> **What you should do**:
Would you pull out every line of the material that contains the string "JSON"?

[start of Task input]

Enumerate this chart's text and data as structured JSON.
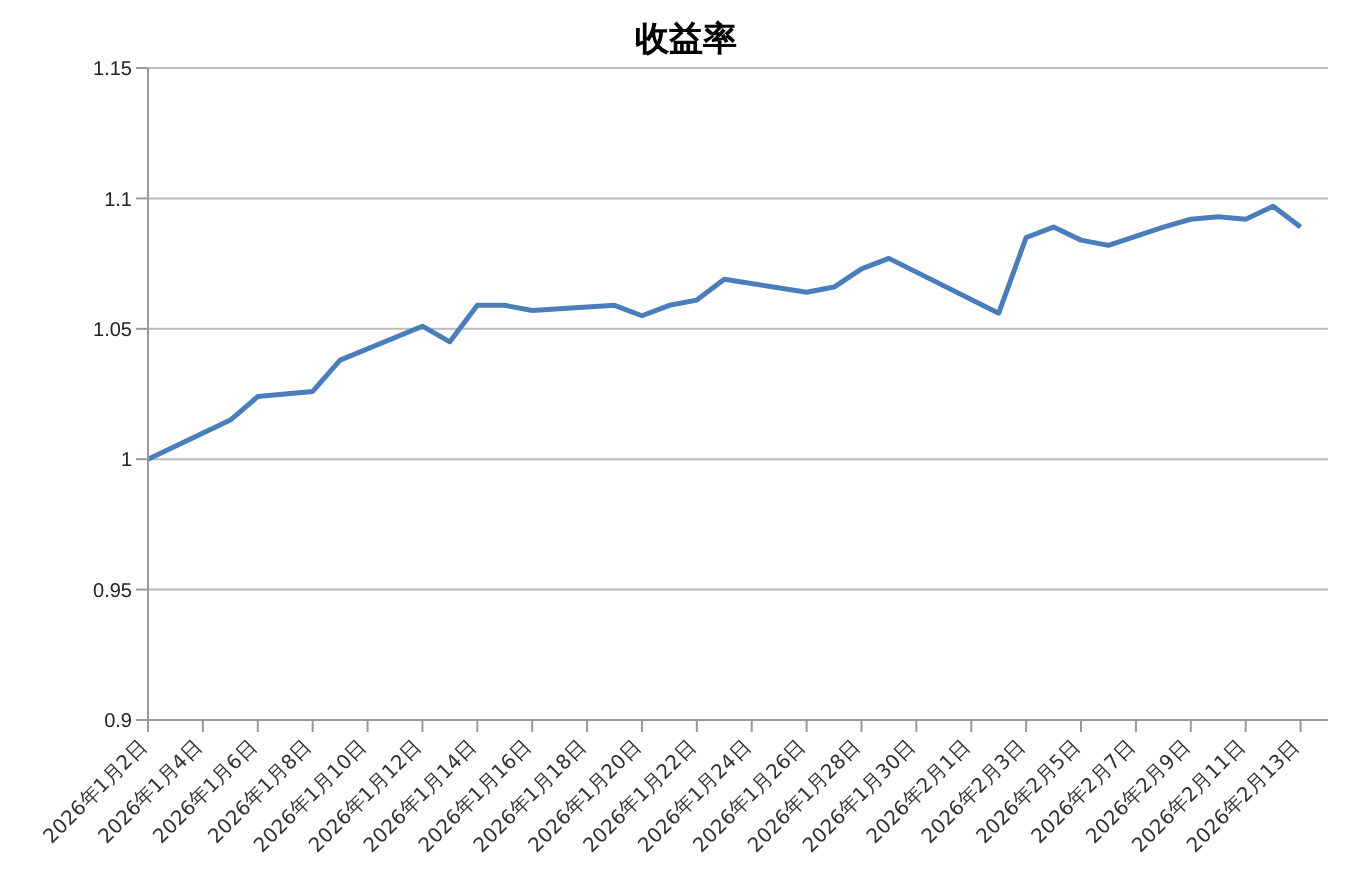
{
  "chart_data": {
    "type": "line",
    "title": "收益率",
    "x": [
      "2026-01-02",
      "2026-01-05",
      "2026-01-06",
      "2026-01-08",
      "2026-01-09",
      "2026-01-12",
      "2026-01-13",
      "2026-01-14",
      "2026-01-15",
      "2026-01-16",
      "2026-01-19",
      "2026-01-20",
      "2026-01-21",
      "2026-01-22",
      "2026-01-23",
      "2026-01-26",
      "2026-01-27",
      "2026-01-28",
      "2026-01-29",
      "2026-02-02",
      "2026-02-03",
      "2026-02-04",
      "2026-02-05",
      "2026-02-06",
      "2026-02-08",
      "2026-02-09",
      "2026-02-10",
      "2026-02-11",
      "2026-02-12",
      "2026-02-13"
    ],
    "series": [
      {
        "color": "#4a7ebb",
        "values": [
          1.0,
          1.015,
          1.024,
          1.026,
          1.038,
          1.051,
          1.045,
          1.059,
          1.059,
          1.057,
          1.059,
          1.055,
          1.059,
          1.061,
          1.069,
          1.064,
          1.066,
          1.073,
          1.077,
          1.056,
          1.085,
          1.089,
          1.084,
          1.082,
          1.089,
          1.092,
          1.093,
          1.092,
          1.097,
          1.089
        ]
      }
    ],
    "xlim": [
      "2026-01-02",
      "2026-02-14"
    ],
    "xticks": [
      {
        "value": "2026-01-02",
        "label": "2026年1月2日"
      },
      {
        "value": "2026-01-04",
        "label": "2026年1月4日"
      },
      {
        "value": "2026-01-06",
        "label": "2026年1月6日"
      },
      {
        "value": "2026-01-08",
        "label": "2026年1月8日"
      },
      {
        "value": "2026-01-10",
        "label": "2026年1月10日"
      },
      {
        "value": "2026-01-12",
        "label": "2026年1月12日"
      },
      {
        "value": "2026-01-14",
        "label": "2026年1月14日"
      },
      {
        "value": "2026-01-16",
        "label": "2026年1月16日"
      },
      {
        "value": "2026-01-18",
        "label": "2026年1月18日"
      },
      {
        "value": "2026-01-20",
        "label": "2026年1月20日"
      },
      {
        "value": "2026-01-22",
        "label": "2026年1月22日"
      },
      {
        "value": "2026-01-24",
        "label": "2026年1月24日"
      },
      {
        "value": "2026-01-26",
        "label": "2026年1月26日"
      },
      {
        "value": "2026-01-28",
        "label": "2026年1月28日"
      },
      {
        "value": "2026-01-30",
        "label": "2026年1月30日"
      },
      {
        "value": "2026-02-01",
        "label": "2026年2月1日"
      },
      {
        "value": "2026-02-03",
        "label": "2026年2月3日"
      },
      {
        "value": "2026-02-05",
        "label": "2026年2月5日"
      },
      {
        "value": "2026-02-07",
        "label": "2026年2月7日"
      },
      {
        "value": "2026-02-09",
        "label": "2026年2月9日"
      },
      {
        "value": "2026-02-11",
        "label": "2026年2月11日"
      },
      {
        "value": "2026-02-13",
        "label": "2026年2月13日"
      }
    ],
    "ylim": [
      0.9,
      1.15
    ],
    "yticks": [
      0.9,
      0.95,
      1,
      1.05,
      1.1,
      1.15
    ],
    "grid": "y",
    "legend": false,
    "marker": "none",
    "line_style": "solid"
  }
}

[end of Task input]
[start of Task input]

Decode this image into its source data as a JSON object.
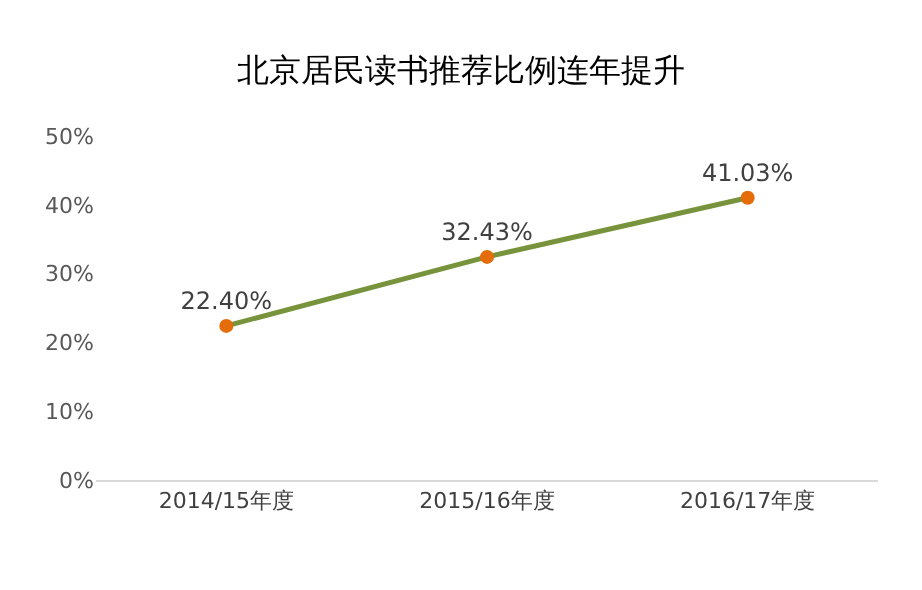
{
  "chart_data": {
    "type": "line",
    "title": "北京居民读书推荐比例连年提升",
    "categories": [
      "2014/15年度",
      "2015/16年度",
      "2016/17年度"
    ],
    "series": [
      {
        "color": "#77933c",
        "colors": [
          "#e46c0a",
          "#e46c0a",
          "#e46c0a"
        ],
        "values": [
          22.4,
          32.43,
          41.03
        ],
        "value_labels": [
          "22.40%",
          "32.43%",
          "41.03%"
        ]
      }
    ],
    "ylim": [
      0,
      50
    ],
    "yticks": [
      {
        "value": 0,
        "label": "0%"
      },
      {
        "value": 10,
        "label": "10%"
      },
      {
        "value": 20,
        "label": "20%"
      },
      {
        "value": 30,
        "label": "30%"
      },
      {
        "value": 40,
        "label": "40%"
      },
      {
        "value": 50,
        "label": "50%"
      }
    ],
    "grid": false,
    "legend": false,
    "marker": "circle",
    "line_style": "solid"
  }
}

[end of Task input]

> **Exercise output**:
Enumerate this chart's text and data as structured JSON.
Decode this image into its source data as a JSON object.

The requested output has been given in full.